What to produce: Please list every season that the Essex 1 rugby league text names as a two-year span.

Excerpted text:
>>>>>

Essex 1 (known as Essex/Canterbury Jack 1 for sponsorship reasons) is an English rugby union league at the ninth tier of the domestic competition and features teams from Essex and parts of north-east London.  Promoted clubs tend to move up to London 3 Essex. Relegated clubs used to drop into Essex 2 but as that division has been abolished there is currently no relegation. The division was created in 2003 by Essex-based teams who left Eastern Counties 1 and Eastern Counties 2.  Each year some of the clubs in this division also take part in the RFU Junior Vase - a level 9-12 national competition. 

For the 2016–17 season the league was divided into two parallel divisions - Essex 1A and Essex 1B - divided on geographical lines with teams in Essex 1A typically based in the north and east of the county, while teams in Essex 1B are predominantly London based.  Each division plays 14 home and away games from September until February.  From February the top 4 teams from each division go into the Essex 1 Premiership and play for the title and promotion, while the bottom 4 sides from each group would play for the Essex 1 Shied.

For the 2018–19 season Essex 1 would revert to being a single division of 11 teams.

Participating clubs 2022–23
Thirteen teams are competing in Counties 2 Essex in 2022–23. Ten teams took part in Essex 1 in 2021–22; Barking, Basildon, Billericay, Clacton, Harwich & Dovercourt,  Maldon, Millwall, Old Brentwoods, Stanford Le Hope and Writtle Wanderers.

<<<<<

Data provided:
>>>>>

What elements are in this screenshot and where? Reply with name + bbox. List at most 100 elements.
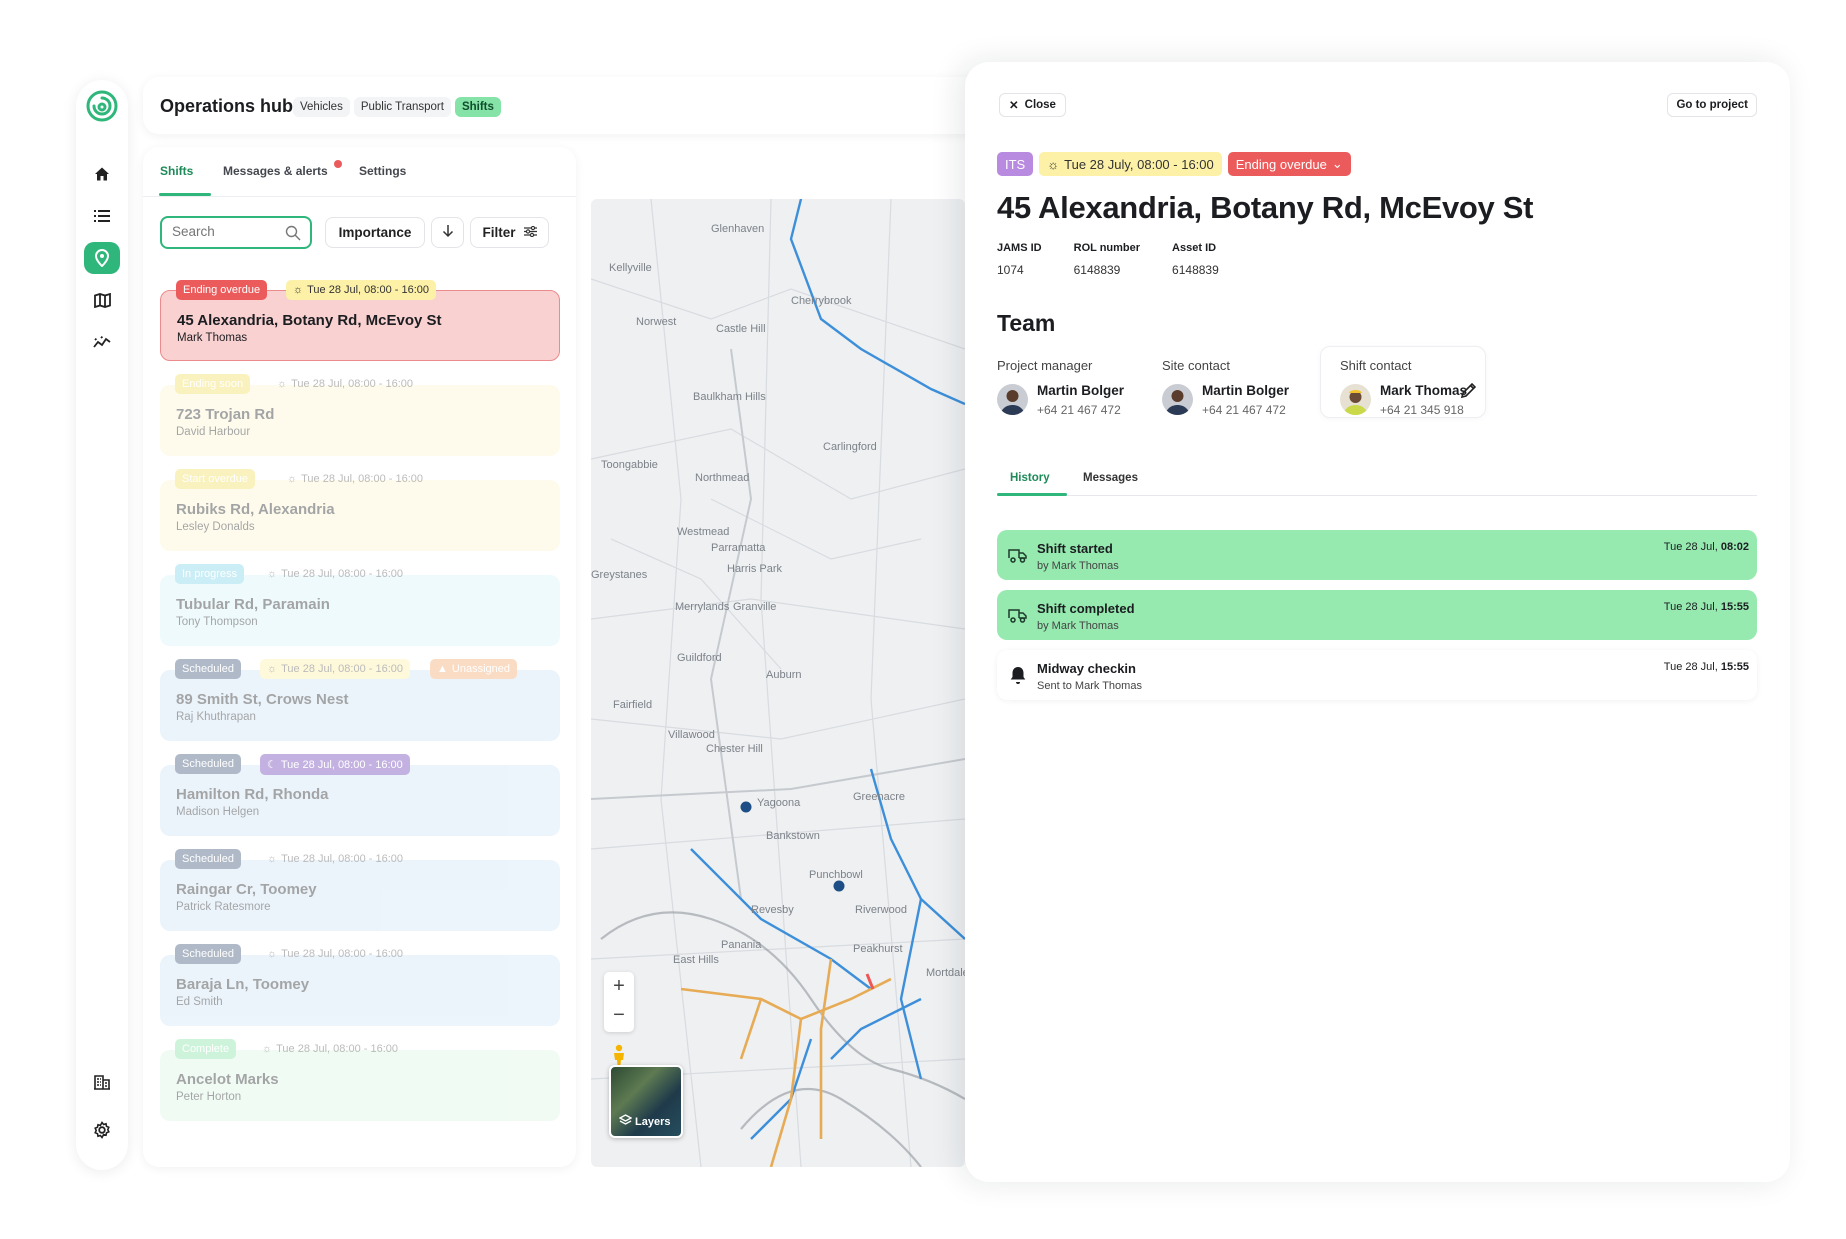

<<<<<

In response: 2016–17, 2018–19, 2022–23, 2021–22